Read through the records below and copy each line that uses the word "with".

§ **DATA TO USE**:

________

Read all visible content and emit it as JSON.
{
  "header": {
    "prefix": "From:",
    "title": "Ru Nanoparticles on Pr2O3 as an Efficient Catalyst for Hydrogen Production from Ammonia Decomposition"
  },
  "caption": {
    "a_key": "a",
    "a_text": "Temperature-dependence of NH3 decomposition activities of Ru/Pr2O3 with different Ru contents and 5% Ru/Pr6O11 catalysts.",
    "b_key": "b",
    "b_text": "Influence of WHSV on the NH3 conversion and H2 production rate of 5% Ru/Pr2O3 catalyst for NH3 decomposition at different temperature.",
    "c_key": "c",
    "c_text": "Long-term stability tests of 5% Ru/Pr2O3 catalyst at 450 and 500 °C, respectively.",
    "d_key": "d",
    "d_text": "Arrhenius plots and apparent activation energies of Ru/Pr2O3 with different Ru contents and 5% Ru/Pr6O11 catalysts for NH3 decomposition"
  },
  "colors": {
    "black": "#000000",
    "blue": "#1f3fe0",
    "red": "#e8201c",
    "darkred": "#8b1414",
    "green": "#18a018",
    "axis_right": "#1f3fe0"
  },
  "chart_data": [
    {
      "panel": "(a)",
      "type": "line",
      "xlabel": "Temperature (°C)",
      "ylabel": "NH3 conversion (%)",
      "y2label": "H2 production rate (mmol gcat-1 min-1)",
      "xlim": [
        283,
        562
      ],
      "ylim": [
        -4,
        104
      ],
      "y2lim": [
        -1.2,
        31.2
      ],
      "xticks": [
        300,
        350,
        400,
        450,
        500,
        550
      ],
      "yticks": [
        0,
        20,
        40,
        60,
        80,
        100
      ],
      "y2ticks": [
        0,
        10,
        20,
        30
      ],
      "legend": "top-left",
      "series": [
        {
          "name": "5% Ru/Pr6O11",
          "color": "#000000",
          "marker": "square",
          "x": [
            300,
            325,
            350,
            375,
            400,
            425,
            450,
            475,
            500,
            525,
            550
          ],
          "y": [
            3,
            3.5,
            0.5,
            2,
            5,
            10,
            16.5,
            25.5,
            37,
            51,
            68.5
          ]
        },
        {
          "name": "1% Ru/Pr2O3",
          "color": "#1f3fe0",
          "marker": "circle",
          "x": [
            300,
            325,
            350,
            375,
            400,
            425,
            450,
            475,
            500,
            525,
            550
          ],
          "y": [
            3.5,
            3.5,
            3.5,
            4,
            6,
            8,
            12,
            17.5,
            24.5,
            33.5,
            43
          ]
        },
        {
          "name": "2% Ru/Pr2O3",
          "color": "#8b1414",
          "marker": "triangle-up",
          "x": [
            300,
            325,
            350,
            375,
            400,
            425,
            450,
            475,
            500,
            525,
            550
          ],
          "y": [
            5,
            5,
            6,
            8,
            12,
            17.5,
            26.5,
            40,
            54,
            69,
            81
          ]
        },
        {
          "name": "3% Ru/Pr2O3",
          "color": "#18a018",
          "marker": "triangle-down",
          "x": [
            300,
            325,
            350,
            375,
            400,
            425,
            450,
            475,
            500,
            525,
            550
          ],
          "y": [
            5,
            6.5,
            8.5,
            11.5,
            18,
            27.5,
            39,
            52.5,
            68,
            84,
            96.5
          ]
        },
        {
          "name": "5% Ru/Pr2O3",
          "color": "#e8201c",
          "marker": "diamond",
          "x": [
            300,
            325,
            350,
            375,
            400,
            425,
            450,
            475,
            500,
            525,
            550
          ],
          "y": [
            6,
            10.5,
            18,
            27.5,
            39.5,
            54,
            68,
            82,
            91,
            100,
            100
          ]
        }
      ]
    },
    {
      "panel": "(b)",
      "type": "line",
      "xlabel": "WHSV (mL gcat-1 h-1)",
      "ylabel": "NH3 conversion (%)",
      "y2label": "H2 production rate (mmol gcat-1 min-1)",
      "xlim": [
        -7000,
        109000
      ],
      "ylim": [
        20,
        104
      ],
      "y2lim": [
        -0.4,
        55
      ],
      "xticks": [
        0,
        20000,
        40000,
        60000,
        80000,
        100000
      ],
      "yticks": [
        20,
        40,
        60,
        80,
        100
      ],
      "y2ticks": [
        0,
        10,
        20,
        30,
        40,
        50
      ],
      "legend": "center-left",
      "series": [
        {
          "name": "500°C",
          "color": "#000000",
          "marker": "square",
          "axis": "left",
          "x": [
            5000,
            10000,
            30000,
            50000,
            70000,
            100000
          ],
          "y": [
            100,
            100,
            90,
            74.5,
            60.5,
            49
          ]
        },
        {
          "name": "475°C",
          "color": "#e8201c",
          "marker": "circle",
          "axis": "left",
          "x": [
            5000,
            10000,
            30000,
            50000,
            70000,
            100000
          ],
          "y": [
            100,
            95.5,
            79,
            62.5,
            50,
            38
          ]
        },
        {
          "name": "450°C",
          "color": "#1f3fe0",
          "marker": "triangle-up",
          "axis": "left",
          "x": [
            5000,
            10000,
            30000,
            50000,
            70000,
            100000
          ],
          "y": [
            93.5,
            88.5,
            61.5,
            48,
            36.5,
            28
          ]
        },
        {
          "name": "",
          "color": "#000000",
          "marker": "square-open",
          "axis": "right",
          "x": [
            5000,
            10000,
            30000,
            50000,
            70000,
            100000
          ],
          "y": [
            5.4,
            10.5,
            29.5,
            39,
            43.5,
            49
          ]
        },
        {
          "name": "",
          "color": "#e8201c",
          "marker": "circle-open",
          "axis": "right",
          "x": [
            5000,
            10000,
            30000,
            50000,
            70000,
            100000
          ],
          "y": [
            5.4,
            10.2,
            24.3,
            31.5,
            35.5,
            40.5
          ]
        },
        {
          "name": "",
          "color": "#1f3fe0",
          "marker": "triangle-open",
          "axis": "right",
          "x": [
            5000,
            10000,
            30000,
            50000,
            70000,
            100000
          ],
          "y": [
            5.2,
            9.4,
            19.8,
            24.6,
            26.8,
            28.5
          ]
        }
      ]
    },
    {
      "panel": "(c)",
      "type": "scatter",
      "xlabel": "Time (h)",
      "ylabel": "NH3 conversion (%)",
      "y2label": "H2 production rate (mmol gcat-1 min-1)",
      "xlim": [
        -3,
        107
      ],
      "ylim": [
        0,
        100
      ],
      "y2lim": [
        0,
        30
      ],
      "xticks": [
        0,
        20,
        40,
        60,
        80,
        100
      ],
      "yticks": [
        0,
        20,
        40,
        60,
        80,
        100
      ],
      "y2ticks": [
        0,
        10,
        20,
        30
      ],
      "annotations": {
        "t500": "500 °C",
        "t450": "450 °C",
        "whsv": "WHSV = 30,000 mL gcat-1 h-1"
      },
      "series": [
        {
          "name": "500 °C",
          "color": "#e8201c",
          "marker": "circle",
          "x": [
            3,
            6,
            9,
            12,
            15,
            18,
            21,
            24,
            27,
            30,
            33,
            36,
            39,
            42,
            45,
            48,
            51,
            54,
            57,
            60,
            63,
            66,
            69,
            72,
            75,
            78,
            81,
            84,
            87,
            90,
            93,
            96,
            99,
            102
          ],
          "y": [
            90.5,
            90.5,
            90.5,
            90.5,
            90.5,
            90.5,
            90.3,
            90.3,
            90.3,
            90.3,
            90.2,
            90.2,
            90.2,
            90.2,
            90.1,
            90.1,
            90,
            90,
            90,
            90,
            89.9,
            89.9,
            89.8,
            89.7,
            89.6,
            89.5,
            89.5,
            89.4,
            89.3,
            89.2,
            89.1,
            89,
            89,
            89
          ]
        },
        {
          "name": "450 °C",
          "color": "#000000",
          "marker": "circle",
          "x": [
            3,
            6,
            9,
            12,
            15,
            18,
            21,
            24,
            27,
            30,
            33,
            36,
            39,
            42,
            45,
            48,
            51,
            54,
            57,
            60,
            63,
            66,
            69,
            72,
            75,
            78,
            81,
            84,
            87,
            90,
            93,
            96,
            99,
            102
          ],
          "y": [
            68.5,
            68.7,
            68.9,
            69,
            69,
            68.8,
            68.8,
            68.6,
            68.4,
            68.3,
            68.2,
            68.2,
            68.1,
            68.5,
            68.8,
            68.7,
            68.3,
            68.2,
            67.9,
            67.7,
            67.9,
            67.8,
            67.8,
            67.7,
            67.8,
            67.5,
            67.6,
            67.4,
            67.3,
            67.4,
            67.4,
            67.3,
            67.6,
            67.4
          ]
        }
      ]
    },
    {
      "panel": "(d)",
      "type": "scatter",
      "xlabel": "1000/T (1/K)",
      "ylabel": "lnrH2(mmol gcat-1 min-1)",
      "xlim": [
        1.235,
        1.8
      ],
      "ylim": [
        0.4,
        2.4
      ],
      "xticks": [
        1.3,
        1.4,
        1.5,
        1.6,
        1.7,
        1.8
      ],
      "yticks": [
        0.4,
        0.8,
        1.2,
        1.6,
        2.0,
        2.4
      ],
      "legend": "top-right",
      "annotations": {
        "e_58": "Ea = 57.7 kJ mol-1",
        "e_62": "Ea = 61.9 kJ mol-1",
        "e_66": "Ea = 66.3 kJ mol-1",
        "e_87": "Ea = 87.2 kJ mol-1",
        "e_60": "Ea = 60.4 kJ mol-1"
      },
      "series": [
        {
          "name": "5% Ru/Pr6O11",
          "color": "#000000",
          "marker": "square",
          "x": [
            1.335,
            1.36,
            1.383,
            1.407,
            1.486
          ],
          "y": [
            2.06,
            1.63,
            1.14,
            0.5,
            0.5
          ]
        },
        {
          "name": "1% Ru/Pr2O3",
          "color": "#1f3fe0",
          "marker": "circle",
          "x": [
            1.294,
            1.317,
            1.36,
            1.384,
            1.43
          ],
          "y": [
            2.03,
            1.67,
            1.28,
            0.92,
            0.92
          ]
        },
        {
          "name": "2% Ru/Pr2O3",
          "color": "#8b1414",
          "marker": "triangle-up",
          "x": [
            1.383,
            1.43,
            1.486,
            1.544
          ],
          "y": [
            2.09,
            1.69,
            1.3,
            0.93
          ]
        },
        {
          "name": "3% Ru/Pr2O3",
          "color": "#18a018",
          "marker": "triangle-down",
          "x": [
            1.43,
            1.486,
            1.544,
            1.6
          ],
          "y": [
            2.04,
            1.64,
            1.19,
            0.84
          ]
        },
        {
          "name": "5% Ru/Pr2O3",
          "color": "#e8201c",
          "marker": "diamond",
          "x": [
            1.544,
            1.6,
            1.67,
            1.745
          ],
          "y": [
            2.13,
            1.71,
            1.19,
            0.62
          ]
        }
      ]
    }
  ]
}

________

§ **EXERCISE OUTPUT**:
    "a_text": "Temperature-dependence of NH3 decomposition activities of Ru/Pr2O3 with different Ru contents and 5% Ru/Pr6O11 catalysts.",
    "d_text": "Arrhenius plots and apparent activation energies of Ru/Pr2O3 with different Ru contents and 5% Ru/Pr6O11 catalysts for NH3 decomposition"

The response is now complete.